#### EXCERPTED DATA

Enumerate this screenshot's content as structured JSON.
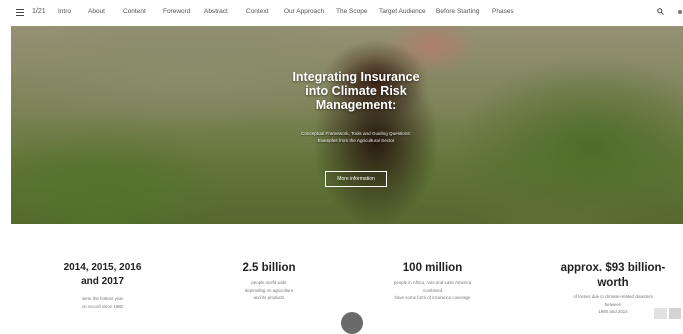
{
  "nav": {
    "page_counter": "1/21",
    "items": [
      "Intro",
      "About",
      "Content",
      "Foreword",
      "Abstract",
      "Context",
      "Our Approach",
      "The Scope",
      "Target Audience",
      "Before Starting",
      "Phases"
    ],
    "icons": [
      "menu-icon",
      "search-icon"
    ]
  },
  "hero": {
    "title": "Integrating Insurance into Climate Risk Management:",
    "subtitle_line1": "Conceptual Framework, Tools and Guiding Questions:",
    "subtitle_line2": "Examples from the Agricultural Sector",
    "button_label": "More information"
  },
  "stats": [
    {
      "value": "2014, 2015, 2016 and 2017",
      "desc": [
        "were the hottest year",
        "on record since 1880"
      ]
    },
    {
      "value": "2.5 billion",
      "desc": [
        "people world wide",
        "depending on agriculture",
        "and its products"
      ]
    },
    {
      "value": "100 million",
      "desc": [
        "people in Africa, Asia and Latin America",
        "combined",
        "have some form of insurance coverage"
      ]
    },
    {
      "value": "approx. $93 billion-worth",
      "desc": [
        "of losses due to climate-related disasters",
        "between",
        "1980 and 2014"
      ]
    }
  ]
}
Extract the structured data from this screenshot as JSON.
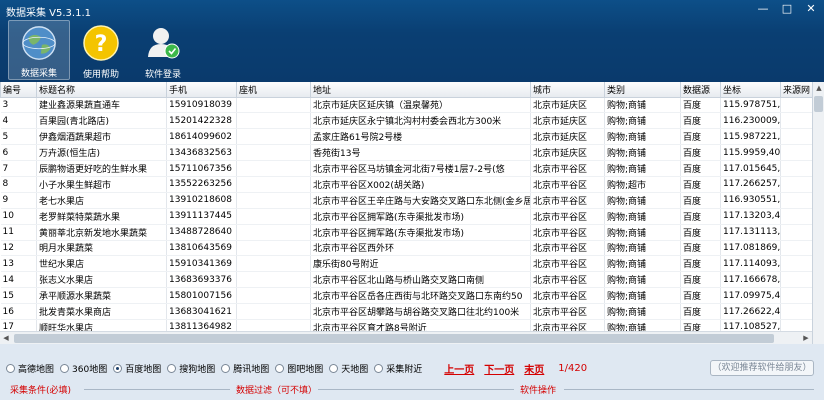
{
  "window": {
    "title": "数据采集 V5.3.1.1",
    "min": "—",
    "max": "□",
    "close": "✕"
  },
  "toolbar": [
    {
      "label": "数据采集",
      "icon": "globe-icon",
      "active": true
    },
    {
      "label": "使用帮助",
      "icon": "help-icon",
      "active": false
    },
    {
      "label": "软件登录",
      "icon": "user-icon",
      "active": false
    }
  ],
  "table": {
    "columns": [
      "编号",
      "标题名称",
      "手机",
      "座机",
      "地址",
      "城市",
      "类别",
      "数据源",
      "坐标",
      "来源网"
    ],
    "rows": [
      [
        "3",
        "建业鑫源果蔬直通车",
        "15910918039",
        "",
        "北京市延庆区延庆镇（温泉馨苑）",
        "北京市延庆区",
        "购物;商铺",
        "百度",
        "115.978751,40",
        ""
      ],
      [
        "4",
        "百果园(青北路店)",
        "15201422328",
        "",
        "北京市延庆区永宁镇北沟村村委会西北方300米",
        "北京市延庆区",
        "购物;商铺",
        "百度",
        "116.230009,40",
        ""
      ],
      [
        "5",
        "伊鑫烟酒蔬果超市",
        "18614099602",
        "",
        "孟家庄路61号院2号楼",
        "北京市延庆区",
        "购物;商铺",
        "百度",
        "115.987221,40",
        ""
      ],
      [
        "6",
        "万卉源(恒生店)",
        "13436832563",
        "",
        "香苑街13号",
        "北京市延庆区",
        "购物;商铺",
        "百度",
        "115.9959,40.4",
        ""
      ],
      [
        "7",
        "辰鹏物语更好吃的生鲜水果",
        "15711067356",
        "",
        "北京市平谷区马坊镇金河北街7号楼1层7-2号(悠",
        "北京市平谷区",
        "购物;商铺",
        "百度",
        "117.015645,40",
        ""
      ],
      [
        "8",
        "小子水果生鲜超市",
        "13552263256",
        "",
        "北京市平谷区X002(胡关路)",
        "北京市平谷区",
        "购物;超市",
        "百度",
        "117.266257,40",
        ""
      ],
      [
        "9",
        "老七水果店",
        "13910218608",
        "",
        "北京市平谷区王辛庄路与大安路交叉路口东北侧(金乡居",
        "北京市平谷区",
        "购物;商铺",
        "百度",
        "116.930551,40",
        ""
      ],
      [
        "10",
        "老罗鲜菜特菜蔬水果",
        "13911137445",
        "",
        "北京市平谷区拥军路(东寺渠批发市场)",
        "北京市平谷区",
        "购物;商铺",
        "百度",
        "117.13203,40.1",
        ""
      ],
      [
        "11",
        "黄丽莘北京新发地水果蔬菜",
        "13488728640",
        "",
        "北京市平谷区拥军路(东寺渠批发市场)",
        "北京市平谷区",
        "购物;商铺",
        "百度",
        "117.131113,40",
        ""
      ],
      [
        "12",
        "明月水果蔬菜",
        "13810643569",
        "",
        "北京市平谷区西外环",
        "北京市平谷区",
        "购物;商铺",
        "百度",
        "117.081869,40",
        ""
      ],
      [
        "13",
        "世纪水果店",
        "15910341369",
        "",
        "康乐街80号附近",
        "北京市平谷区",
        "购物;商铺",
        "百度",
        "117.114093,40",
        ""
      ],
      [
        "14",
        "张志义水果店",
        "13683693376",
        "",
        "北京市平谷区北山路与桥山路交叉路口南侧",
        "北京市平谷区",
        "购物;商铺",
        "百度",
        "117.166678,40",
        ""
      ],
      [
        "15",
        "承平顺源水果蔬菜",
        "15801007156",
        "",
        "北京市平谷区岳各庄西街与北环路交叉路口东南约50",
        "北京市平谷区",
        "购物;商铺",
        "百度",
        "117.09975,40.",
        ""
      ],
      [
        "16",
        "批发青菜水果商店",
        "13683041621",
        "",
        "北京市平谷区胡攀路与胡谷路交叉路口往北约100米",
        "北京市平谷区",
        "购物;商铺",
        "百度",
        "117.26622,40.",
        ""
      ],
      [
        "17",
        "顺旺华水果店",
        "13811364982",
        "",
        "北京市平谷区育才路8号附近",
        "北京市平谷区",
        "购物;商铺",
        "百度",
        "117.108527,40",
        ""
      ]
    ]
  },
  "maps": {
    "options": [
      "高德地图",
      "360地图",
      "百度地图",
      "搜狗地图",
      "腾讯地图",
      "图吧地图",
      "天地图",
      "采集附近"
    ],
    "selected": "百度地图"
  },
  "pager": {
    "prev": "上一页",
    "next": "下一页",
    "last": "末页",
    "count": "1/420"
  },
  "recommend": "（欢迎推荐软件给朋友）",
  "sections": {
    "conditions": "采集条件(必填)",
    "filter": "数据过滤（可不填）",
    "ops": "软件操作"
  },
  "colors": {
    "header": "#0a3f73",
    "accent": "#d40000",
    "selected_row": "#d6e6f7"
  }
}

########

## GIVEN INSTRUCTION
Extract every line that has the string "people" in it.

## FULL SOLUTION
        "people world wide",
        "people in Africa, Asia and Latin America",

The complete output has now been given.